Data extracted from a collection

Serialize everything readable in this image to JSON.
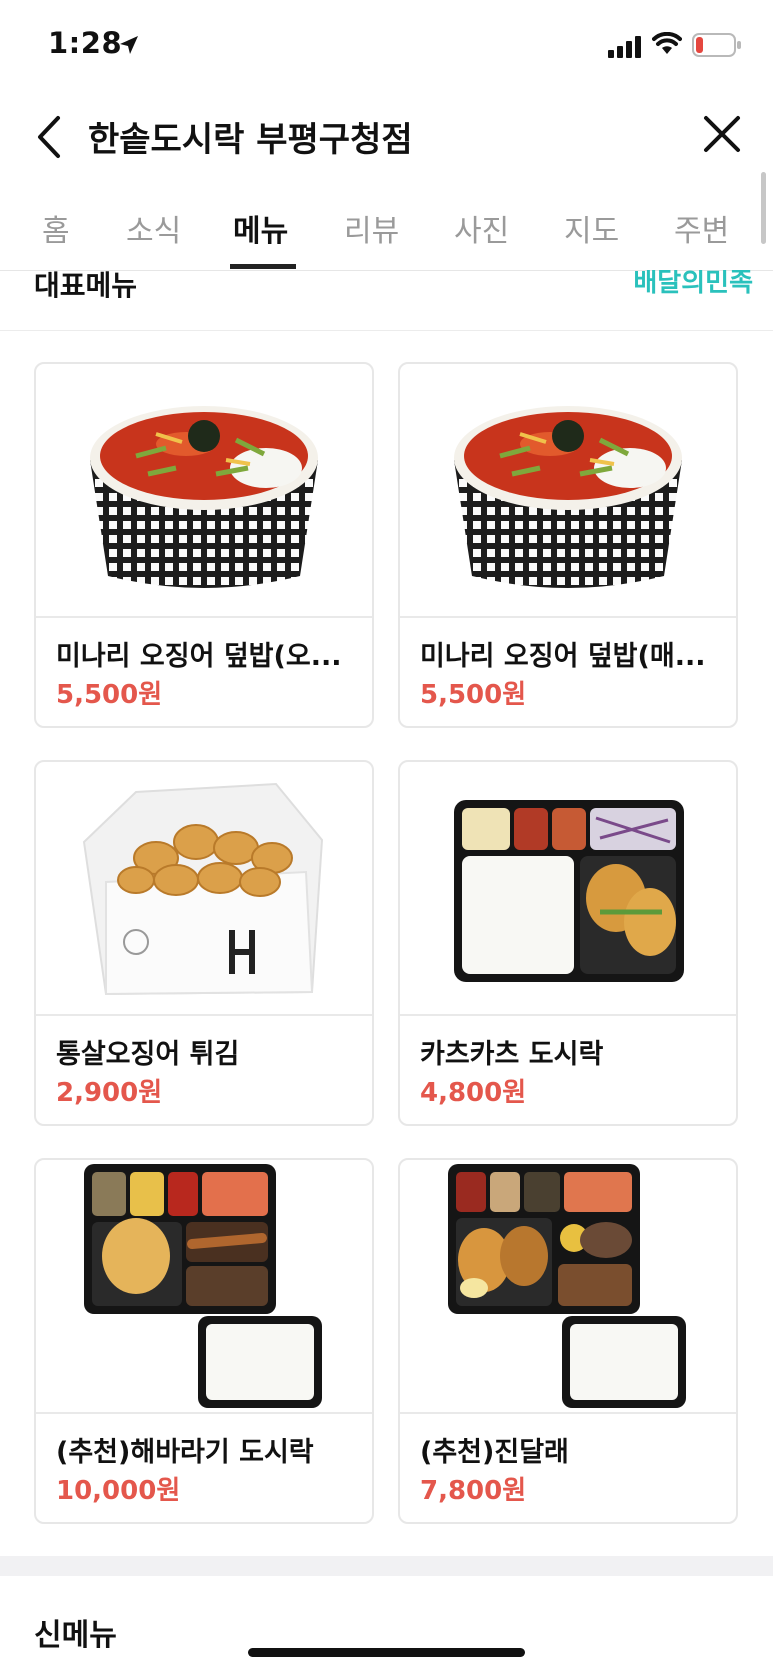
{
  "status": {
    "time": "1:28"
  },
  "header": {
    "title": "한솥도시락 부평구청점"
  },
  "tabs": [
    "홈",
    "소식",
    "메뉴",
    "리뷰",
    "사진",
    "지도",
    "주변"
  ],
  "active_tab": "메뉴",
  "section": {
    "title": "대표메뉴",
    "brand_link": "배달의민족"
  },
  "items": [
    {
      "name": "미나리 오징어 덮밥(오...",
      "price": "5,500원"
    },
    {
      "name": "미나리 오징어 덮밥(매...",
      "price": "5,500원"
    },
    {
      "name": "통살오징어 튀김",
      "price": "2,900원"
    },
    {
      "name": "카츠카츠 도시락",
      "price": "4,800원"
    },
    {
      "name": "(추천)해바라기 도시락",
      "price": "10,000원"
    },
    {
      "name": "(추천)진달래",
      "price": "7,800원"
    }
  ],
  "next_section": {
    "title": "신메뉴"
  },
  "colors": {
    "accent": "#2ac1bc",
    "price": "#e4574c",
    "battery_low": "#e5473f"
  }
}
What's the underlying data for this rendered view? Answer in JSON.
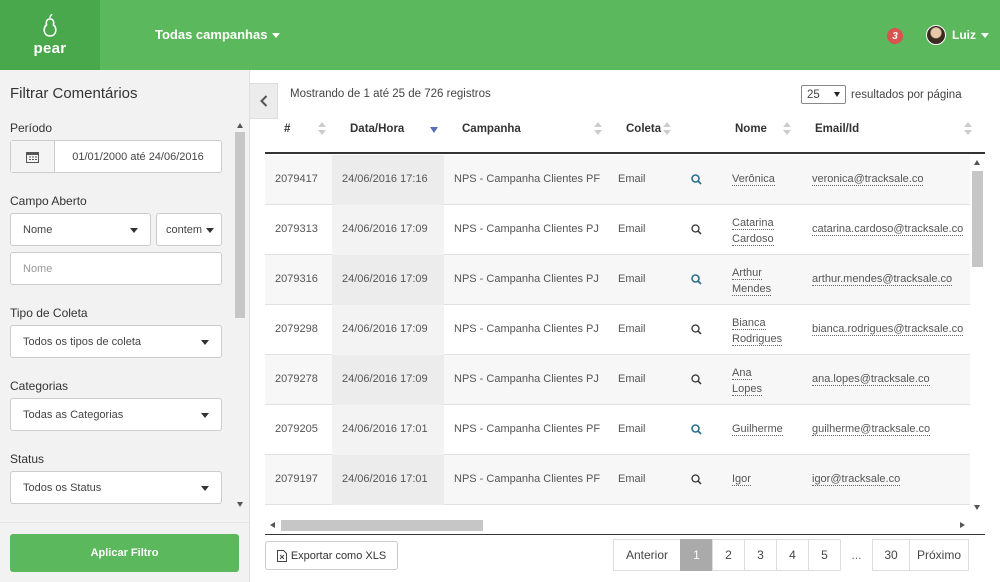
{
  "app": {
    "logo_text": "pear",
    "campaign_selector": "Todas campanhas",
    "notifications": "3",
    "user_name": "Luiz"
  },
  "sidebar": {
    "title": "Filtrar Comentários",
    "period": {
      "label": "Período",
      "value": "01/01/2000 até 24/06/2016"
    },
    "open_field": {
      "label": "Campo Aberto",
      "field_select": "Nome",
      "operator_select": "contem",
      "text_placeholder": "Nome"
    },
    "collection_type": {
      "label": "Tipo de Coleta",
      "value": "Todos os tipos de coleta"
    },
    "categories": {
      "label": "Categorias",
      "value": "Todas as Categorias"
    },
    "status": {
      "label": "Status",
      "value": "Todos os Status"
    },
    "apply_button": "Aplicar Filtro"
  },
  "table": {
    "showing_text": "Mostrando de 1 até 25 de 726 registros",
    "per_page_value": "25",
    "per_page_label": "resultados por página",
    "columns": {
      "id": "#",
      "date": "Data/Hora",
      "campaign": "Campanha",
      "type": "Coleta",
      "name": "Nome",
      "email": "Email/Id"
    },
    "rows": [
      {
        "id": "2079417",
        "date": "24/06/2016 17:16",
        "campaign": "NPS - Campanha Clientes PF",
        "type": "Email",
        "name1": "Verônica",
        "name2": "",
        "email": "veronica@tracksale.co",
        "icon_color": "#2a6f8e"
      },
      {
        "id": "2079313",
        "date": "24/06/2016 17:09",
        "campaign": "NPS - Campanha Clientes PJ",
        "type": "Email",
        "name1": "Catarina",
        "name2": "Cardoso",
        "email": "catarina.cardoso@tracksale.co",
        "icon_color": "#333333"
      },
      {
        "id": "2079316",
        "date": "24/06/2016 17:09",
        "campaign": "NPS - Campanha Clientes PJ",
        "type": "Email",
        "name1": "Arthur",
        "name2": "Mendes",
        "email": "arthur.mendes@tracksale.co",
        "icon_color": "#2a6f8e"
      },
      {
        "id": "2079298",
        "date": "24/06/2016 17:09",
        "campaign": "NPS - Campanha Clientes PJ",
        "type": "Email",
        "name1": "Bianca",
        "name2": "Rodrigues",
        "email": "bianca.rodrigues@tracksale.co",
        "icon_color": "#333333"
      },
      {
        "id": "2079278",
        "date": "24/06/2016 17:09",
        "campaign": "NPS - Campanha Clientes PJ",
        "type": "Email",
        "name1": "Ana",
        "name2": "Lopes",
        "email": "ana.lopes@tracksale.co",
        "icon_color": "#333333"
      },
      {
        "id": "2079205",
        "date": "24/06/2016 17:01",
        "campaign": "NPS - Campanha Clientes PF",
        "type": "Email",
        "name1": "Guilherme",
        "name2": "",
        "email": "guilherme@tracksale.co",
        "icon_color": "#2a6f8e"
      },
      {
        "id": "2079197",
        "date": "24/06/2016 17:01",
        "campaign": "NPS - Campanha Clientes PF",
        "type": "Email",
        "name1": "Igor",
        "name2": "",
        "email": "igor@tracksale.co",
        "icon_color": "#333333"
      }
    ]
  },
  "footer": {
    "export_label": "Exportar como XLS",
    "pagination": {
      "previous": "Anterior",
      "pages": [
        "1",
        "2",
        "3",
        "4",
        "5"
      ],
      "current": "1",
      "ellipsis": "...",
      "last": "30",
      "next": "Próximo"
    }
  },
  "colors": {
    "brand_green": "#5cb85c",
    "brand_green_dark": "#4aa84c",
    "badge_red": "#d9534f",
    "sort_active": "#5570b5"
  }
}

◆ EXERCISE: Restate the records above in full, word for word. Keep pictures out.

◆ SOLUTION:
Serialize everything readable in this image to JSON.
{
  "status": {
    "time": "1:28"
  },
  "header": {
    "title": "한솥도시락 부평구청점"
  },
  "tabs": [
    "홈",
    "소식",
    "메뉴",
    "리뷰",
    "사진",
    "지도",
    "주변"
  ],
  "active_tab": "메뉴",
  "section": {
    "title": "대표메뉴",
    "brand_link": "배달의민족"
  },
  "items": [
    {
      "name": "미나리 오징어 덮밥(오...",
      "price": "5,500원"
    },
    {
      "name": "미나리 오징어 덮밥(매...",
      "price": "5,500원"
    },
    {
      "name": "통살오징어 튀김",
      "price": "2,900원"
    },
    {
      "name": "카츠카츠 도시락",
      "price": "4,800원"
    },
    {
      "name": "(추천)해바라기 도시락",
      "price": "10,000원"
    },
    {
      "name": "(추천)진달래",
      "price": "7,800원"
    }
  ],
  "next_section": {
    "title": "신메뉴"
  },
  "colors": {
    "accent": "#2ac1bc",
    "price": "#e4574c",
    "battery_low": "#e5473f"
  }
}
What's the underlying data for this rendered view? Answer in JSON.
{
  "app": {
    "logo_text": "pear",
    "campaign_selector": "Todas campanhas",
    "notifications": "3",
    "user_name": "Luiz"
  },
  "sidebar": {
    "title": "Filtrar Comentários",
    "period": {
      "label": "Período",
      "value": "01/01/2000 até 24/06/2016"
    },
    "open_field": {
      "label": "Campo Aberto",
      "field_select": "Nome",
      "operator_select": "contem",
      "text_placeholder": "Nome"
    },
    "collection_type": {
      "label": "Tipo de Coleta",
      "value": "Todos os tipos de coleta"
    },
    "categories": {
      "label": "Categorias",
      "value": "Todas as Categorias"
    },
    "status": {
      "label": "Status",
      "value": "Todos os Status"
    },
    "apply_button": "Aplicar Filtro"
  },
  "table": {
    "showing_text": "Mostrando de 1 até 25 de 726 registros",
    "per_page_value": "25",
    "per_page_label": "resultados por página",
    "columns": {
      "id": "#",
      "date": "Data/Hora",
      "campaign": "Campanha",
      "type": "Coleta",
      "name": "Nome",
      "email": "Email/Id"
    },
    "rows": [
      {
        "id": "2079417",
        "date": "24/06/2016 17:16",
        "campaign": "NPS - Campanha Clientes PF",
        "type": "Email",
        "name1": "Verônica",
        "name2": "",
        "email": "veronica@tracksale.co",
        "icon_color": "#2a6f8e"
      },
      {
        "id": "2079313",
        "date": "24/06/2016 17:09",
        "campaign": "NPS - Campanha Clientes PJ",
        "type": "Email",
        "name1": "Catarina",
        "name2": "Cardoso",
        "email": "catarina.cardoso@tracksale.co",
        "icon_color": "#333333"
      },
      {
        "id": "2079316",
        "date": "24/06/2016 17:09",
        "campaign": "NPS - Campanha Clientes PJ",
        "type": "Email",
        "name1": "Arthur",
        "name2": "Mendes",
        "email": "arthur.mendes@tracksale.co",
        "icon_color": "#2a6f8e"
      },
      {
        "id": "2079298",
        "date": "24/06/2016 17:09",
        "campaign": "NPS - Campanha Clientes PJ",
        "type": "Email",
        "name1": "Bianca",
        "name2": "Rodrigues",
        "email": "bianca.rodrigues@tracksale.co",
        "icon_color": "#333333"
      },
      {
        "id": "2079278",
        "date": "24/06/2016 17:09",
        "campaign": "NPS - Campanha Clientes PJ",
        "type": "Email",
        "name1": "Ana",
        "name2": "Lopes",
        "email": "ana.lopes@tracksale.co",
        "icon_color": "#333333"
      },
      {
        "id": "2079205",
        "date": "24/06/2016 17:01",
        "campaign": "NPS - Campanha Clientes PF",
        "type": "Email",
        "name1": "Guilherme",
        "name2": "",
        "email": "guilherme@tracksale.co",
        "icon_color": "#2a6f8e"
      },
      {
        "id": "2079197",
        "date": "24/06/2016 17:01",
        "campaign": "NPS - Campanha Clientes PF",
        "type": "Email",
        "name1": "Igor",
        "name2": "",
        "email": "igor@tracksale.co",
        "icon_color": "#333333"
      }
    ]
  },
  "footer": {
    "export_label": "Exportar como XLS",
    "pagination": {
      "previous": "Anterior",
      "pages": [
        "1",
        "2",
        "3",
        "4",
        "5"
      ],
      "current": "1",
      "ellipsis": "...",
      "last": "30",
      "next": "Próximo"
    }
  },
  "colors": {
    "brand_green": "#5cb85c",
    "brand_green_dark": "#4aa84c",
    "badge_red": "#d9534f",
    "sort_active": "#5570b5"
  }
}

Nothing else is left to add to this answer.